Directive -
Return the full listing exactly as it is written.
──────── Data to use ────────
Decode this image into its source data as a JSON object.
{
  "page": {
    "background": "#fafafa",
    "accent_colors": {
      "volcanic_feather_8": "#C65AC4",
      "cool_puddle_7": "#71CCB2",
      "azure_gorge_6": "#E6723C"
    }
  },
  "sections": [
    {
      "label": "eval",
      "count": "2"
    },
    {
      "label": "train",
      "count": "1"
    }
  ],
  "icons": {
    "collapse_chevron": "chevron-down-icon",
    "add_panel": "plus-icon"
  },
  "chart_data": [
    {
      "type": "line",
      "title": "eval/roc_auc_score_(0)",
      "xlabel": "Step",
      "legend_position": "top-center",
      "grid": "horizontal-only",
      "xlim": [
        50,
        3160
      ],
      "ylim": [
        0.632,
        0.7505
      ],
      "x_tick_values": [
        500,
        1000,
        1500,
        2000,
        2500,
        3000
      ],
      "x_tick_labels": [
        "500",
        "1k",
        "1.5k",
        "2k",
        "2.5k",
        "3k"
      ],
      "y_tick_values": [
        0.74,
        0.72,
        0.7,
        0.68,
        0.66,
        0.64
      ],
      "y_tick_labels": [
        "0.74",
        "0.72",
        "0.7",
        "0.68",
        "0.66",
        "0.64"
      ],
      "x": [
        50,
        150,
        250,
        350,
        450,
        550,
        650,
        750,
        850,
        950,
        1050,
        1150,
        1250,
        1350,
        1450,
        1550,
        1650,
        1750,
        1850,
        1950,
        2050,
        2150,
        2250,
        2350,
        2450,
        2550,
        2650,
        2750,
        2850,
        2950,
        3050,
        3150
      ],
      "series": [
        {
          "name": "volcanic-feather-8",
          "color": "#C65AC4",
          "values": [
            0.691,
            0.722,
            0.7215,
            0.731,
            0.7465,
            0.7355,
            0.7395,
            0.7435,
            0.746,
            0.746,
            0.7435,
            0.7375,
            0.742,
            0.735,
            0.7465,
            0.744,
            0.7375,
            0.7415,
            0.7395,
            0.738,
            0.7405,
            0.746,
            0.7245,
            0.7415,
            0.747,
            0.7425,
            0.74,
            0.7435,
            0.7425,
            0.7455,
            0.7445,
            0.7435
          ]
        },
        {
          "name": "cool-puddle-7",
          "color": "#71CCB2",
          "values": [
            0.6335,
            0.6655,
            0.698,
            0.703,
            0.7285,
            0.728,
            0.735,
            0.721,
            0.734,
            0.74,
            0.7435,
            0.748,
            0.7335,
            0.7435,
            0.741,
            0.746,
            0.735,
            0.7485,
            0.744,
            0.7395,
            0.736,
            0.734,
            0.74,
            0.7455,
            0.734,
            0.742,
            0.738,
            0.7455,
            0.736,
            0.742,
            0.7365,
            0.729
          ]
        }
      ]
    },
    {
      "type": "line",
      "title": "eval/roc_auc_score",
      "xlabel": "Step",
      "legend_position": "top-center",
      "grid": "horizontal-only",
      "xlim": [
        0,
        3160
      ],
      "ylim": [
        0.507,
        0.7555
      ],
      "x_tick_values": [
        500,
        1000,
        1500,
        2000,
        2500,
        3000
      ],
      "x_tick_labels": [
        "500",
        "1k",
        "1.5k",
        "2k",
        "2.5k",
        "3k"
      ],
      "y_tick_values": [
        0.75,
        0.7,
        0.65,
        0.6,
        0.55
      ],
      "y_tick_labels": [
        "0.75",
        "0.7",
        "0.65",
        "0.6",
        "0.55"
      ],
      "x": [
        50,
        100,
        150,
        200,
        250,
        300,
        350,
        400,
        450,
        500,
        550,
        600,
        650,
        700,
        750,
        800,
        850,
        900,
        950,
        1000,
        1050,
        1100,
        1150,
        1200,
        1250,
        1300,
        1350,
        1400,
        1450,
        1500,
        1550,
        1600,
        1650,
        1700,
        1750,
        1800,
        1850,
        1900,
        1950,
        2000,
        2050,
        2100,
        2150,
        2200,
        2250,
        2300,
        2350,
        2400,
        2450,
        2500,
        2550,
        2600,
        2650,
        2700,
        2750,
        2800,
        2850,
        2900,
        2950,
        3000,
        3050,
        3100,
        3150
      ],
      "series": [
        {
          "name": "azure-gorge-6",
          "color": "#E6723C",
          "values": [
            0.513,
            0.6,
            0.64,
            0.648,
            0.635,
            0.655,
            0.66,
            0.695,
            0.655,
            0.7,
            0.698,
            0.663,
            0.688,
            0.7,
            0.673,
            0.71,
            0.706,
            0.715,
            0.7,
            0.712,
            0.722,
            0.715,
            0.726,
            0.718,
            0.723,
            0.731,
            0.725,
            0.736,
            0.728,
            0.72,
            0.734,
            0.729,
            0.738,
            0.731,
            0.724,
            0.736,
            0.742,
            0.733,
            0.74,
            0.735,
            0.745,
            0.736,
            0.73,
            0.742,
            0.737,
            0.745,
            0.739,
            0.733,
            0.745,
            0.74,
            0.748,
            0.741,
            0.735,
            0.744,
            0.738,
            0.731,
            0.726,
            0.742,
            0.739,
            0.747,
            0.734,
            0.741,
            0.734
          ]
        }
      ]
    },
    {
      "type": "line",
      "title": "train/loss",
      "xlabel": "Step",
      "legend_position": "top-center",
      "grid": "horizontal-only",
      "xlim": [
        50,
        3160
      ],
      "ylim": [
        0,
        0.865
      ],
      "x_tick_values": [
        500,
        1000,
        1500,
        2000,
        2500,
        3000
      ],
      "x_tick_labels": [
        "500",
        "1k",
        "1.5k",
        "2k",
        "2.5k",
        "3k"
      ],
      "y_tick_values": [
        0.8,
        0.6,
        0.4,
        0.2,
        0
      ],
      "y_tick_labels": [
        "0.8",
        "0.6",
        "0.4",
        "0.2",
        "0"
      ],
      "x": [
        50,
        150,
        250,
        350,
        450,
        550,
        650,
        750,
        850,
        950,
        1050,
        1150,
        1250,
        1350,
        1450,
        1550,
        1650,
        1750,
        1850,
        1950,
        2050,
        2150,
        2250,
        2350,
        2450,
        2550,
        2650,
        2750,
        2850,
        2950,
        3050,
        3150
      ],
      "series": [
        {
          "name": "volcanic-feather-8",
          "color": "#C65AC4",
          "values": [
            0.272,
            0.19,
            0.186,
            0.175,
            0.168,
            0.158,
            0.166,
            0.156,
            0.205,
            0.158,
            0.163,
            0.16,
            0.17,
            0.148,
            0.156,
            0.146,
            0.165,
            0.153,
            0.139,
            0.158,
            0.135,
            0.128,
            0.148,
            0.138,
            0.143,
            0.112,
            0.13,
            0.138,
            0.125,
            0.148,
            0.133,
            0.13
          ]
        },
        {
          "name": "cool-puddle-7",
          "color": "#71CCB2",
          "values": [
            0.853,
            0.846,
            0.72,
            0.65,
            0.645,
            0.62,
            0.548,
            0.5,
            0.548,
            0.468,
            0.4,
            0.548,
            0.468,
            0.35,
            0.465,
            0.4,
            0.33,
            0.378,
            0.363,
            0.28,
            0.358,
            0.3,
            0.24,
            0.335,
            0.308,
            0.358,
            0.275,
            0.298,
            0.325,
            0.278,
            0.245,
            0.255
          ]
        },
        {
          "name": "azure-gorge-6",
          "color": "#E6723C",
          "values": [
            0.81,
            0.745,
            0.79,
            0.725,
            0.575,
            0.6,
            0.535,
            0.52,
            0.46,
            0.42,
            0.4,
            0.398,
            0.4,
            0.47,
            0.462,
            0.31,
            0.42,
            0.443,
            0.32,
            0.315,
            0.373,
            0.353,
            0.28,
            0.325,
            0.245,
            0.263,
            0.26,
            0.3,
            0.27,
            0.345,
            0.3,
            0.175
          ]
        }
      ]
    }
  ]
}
────────
Solution to this task -
Decode this image into its source data as a JSON object.
{
  "page": {
    "background": "#fafafa",
    "accent_colors": {
      "volcanic_feather_8": "#C65AC4",
      "cool_puddle_7": "#71CCB2",
      "azure_gorge_6": "#E6723C"
    }
  },
  "sections": [
    {
      "label": "eval",
      "count": "2"
    },
    {
      "label": "train",
      "count": "1"
    }
  ],
  "icons": {
    "collapse_chevron": "chevron-down-icon",
    "add_panel": "plus-icon"
  },
  "chart_data": [
    {
      "type": "line",
      "title": "eval/roc_auc_score_(0)",
      "xlabel": "Step",
      "legend_position": "top-center",
      "grid": "horizontal-only",
      "xlim": [
        50,
        3160
      ],
      "ylim": [
        0.632,
        0.7505
      ],
      "x_tick_values": [
        500,
        1000,
        1500,
        2000,
        2500,
        3000
      ],
      "x_tick_labels": [
        "500",
        "1k",
        "1.5k",
        "2k",
        "2.5k",
        "3k"
      ],
      "y_tick_values": [
        0.74,
        0.72,
        0.7,
        0.68,
        0.66,
        0.64
      ],
      "y_tick_labels": [
        "0.74",
        "0.72",
        "0.7",
        "0.68",
        "0.66",
        "0.64"
      ],
      "x": [
        50,
        150,
        250,
        350,
        450,
        550,
        650,
        750,
        850,
        950,
        1050,
        1150,
        1250,
        1350,
        1450,
        1550,
        1650,
        1750,
        1850,
        1950,
        2050,
        2150,
        2250,
        2350,
        2450,
        2550,
        2650,
        2750,
        2850,
        2950,
        3050,
        3150
      ],
      "series": [
        {
          "name": "volcanic-feather-8",
          "color": "#C65AC4",
          "values": [
            0.691,
            0.722,
            0.7215,
            0.731,
            0.7465,
            0.7355,
            0.7395,
            0.7435,
            0.746,
            0.746,
            0.7435,
            0.7375,
            0.742,
            0.735,
            0.7465,
            0.744,
            0.7375,
            0.7415,
            0.7395,
            0.738,
            0.7405,
            0.746,
            0.7245,
            0.7415,
            0.747,
            0.7425,
            0.74,
            0.7435,
            0.7425,
            0.7455,
            0.7445,
            0.7435
          ]
        },
        {
          "name": "cool-puddle-7",
          "color": "#71CCB2",
          "values": [
            0.6335,
            0.6655,
            0.698,
            0.703,
            0.7285,
            0.728,
            0.735,
            0.721,
            0.734,
            0.74,
            0.7435,
            0.748,
            0.7335,
            0.7435,
            0.741,
            0.746,
            0.735,
            0.7485,
            0.744,
            0.7395,
            0.736,
            0.734,
            0.74,
            0.7455,
            0.734,
            0.742,
            0.738,
            0.7455,
            0.736,
            0.742,
            0.7365,
            0.729
          ]
        }
      ]
    },
    {
      "type": "line",
      "title": "eval/roc_auc_score",
      "xlabel": "Step",
      "legend_position": "top-center",
      "grid": "horizontal-only",
      "xlim": [
        0,
        3160
      ],
      "ylim": [
        0.507,
        0.7555
      ],
      "x_tick_values": [
        500,
        1000,
        1500,
        2000,
        2500,
        3000
      ],
      "x_tick_labels": [
        "500",
        "1k",
        "1.5k",
        "2k",
        "2.5k",
        "3k"
      ],
      "y_tick_values": [
        0.75,
        0.7,
        0.65,
        0.6,
        0.55
      ],
      "y_tick_labels": [
        "0.75",
        "0.7",
        "0.65",
        "0.6",
        "0.55"
      ],
      "x": [
        50,
        100,
        150,
        200,
        250,
        300,
        350,
        400,
        450,
        500,
        550,
        600,
        650,
        700,
        750,
        800,
        850,
        900,
        950,
        1000,
        1050,
        1100,
        1150,
        1200,
        1250,
        1300,
        1350,
        1400,
        1450,
        1500,
        1550,
        1600,
        1650,
        1700,
        1750,
        1800,
        1850,
        1900,
        1950,
        2000,
        2050,
        2100,
        2150,
        2200,
        2250,
        2300,
        2350,
        2400,
        2450,
        2500,
        2550,
        2600,
        2650,
        2700,
        2750,
        2800,
        2850,
        2900,
        2950,
        3000,
        3050,
        3100,
        3150
      ],
      "series": [
        {
          "name": "azure-gorge-6",
          "color": "#E6723C",
          "values": [
            0.513,
            0.6,
            0.64,
            0.648,
            0.635,
            0.655,
            0.66,
            0.695,
            0.655,
            0.7,
            0.698,
            0.663,
            0.688,
            0.7,
            0.673,
            0.71,
            0.706,
            0.715,
            0.7,
            0.712,
            0.722,
            0.715,
            0.726,
            0.718,
            0.723,
            0.731,
            0.725,
            0.736,
            0.728,
            0.72,
            0.734,
            0.729,
            0.738,
            0.731,
            0.724,
            0.736,
            0.742,
            0.733,
            0.74,
            0.735,
            0.745,
            0.736,
            0.73,
            0.742,
            0.737,
            0.745,
            0.739,
            0.733,
            0.745,
            0.74,
            0.748,
            0.741,
            0.735,
            0.744,
            0.738,
            0.731,
            0.726,
            0.742,
            0.739,
            0.747,
            0.734,
            0.741,
            0.734
          ]
        }
      ]
    },
    {
      "type": "line",
      "title": "train/loss",
      "xlabel": "Step",
      "legend_position": "top-center",
      "grid": "horizontal-only",
      "xlim": [
        50,
        3160
      ],
      "ylim": [
        0,
        0.865
      ],
      "x_tick_values": [
        500,
        1000,
        1500,
        2000,
        2500,
        3000
      ],
      "x_tick_labels": [
        "500",
        "1k",
        "1.5k",
        "2k",
        "2.5k",
        "3k"
      ],
      "y_tick_values": [
        0.8,
        0.6,
        0.4,
        0.2,
        0
      ],
      "y_tick_labels": [
        "0.8",
        "0.6",
        "0.4",
        "0.2",
        "0"
      ],
      "x": [
        50,
        150,
        250,
        350,
        450,
        550,
        650,
        750,
        850,
        950,
        1050,
        1150,
        1250,
        1350,
        1450,
        1550,
        1650,
        1750,
        1850,
        1950,
        2050,
        2150,
        2250,
        2350,
        2450,
        2550,
        2650,
        2750,
        2850,
        2950,
        3050,
        3150
      ],
      "series": [
        {
          "name": "volcanic-feather-8",
          "color": "#C65AC4",
          "values": [
            0.272,
            0.19,
            0.186,
            0.175,
            0.168,
            0.158,
            0.166,
            0.156,
            0.205,
            0.158,
            0.163,
            0.16,
            0.17,
            0.148,
            0.156,
            0.146,
            0.165,
            0.153,
            0.139,
            0.158,
            0.135,
            0.128,
            0.148,
            0.138,
            0.143,
            0.112,
            0.13,
            0.138,
            0.125,
            0.148,
            0.133,
            0.13
          ]
        },
        {
          "name": "cool-puddle-7",
          "color": "#71CCB2",
          "values": [
            0.853,
            0.846,
            0.72,
            0.65,
            0.645,
            0.62,
            0.548,
            0.5,
            0.548,
            0.468,
            0.4,
            0.548,
            0.468,
            0.35,
            0.465,
            0.4,
            0.33,
            0.378,
            0.363,
            0.28,
            0.358,
            0.3,
            0.24,
            0.335,
            0.308,
            0.358,
            0.275,
            0.298,
            0.325,
            0.278,
            0.245,
            0.255
          ]
        },
        {
          "name": "azure-gorge-6",
          "color": "#E6723C",
          "values": [
            0.81,
            0.745,
            0.79,
            0.725,
            0.575,
            0.6,
            0.535,
            0.52,
            0.46,
            0.42,
            0.4,
            0.398,
            0.4,
            0.47,
            0.462,
            0.31,
            0.42,
            0.443,
            0.32,
            0.315,
            0.373,
            0.353,
            0.28,
            0.325,
            0.245,
            0.263,
            0.26,
            0.3,
            0.27,
            0.345,
            0.3,
            0.175
          ]
        }
      ]
    }
  ]
}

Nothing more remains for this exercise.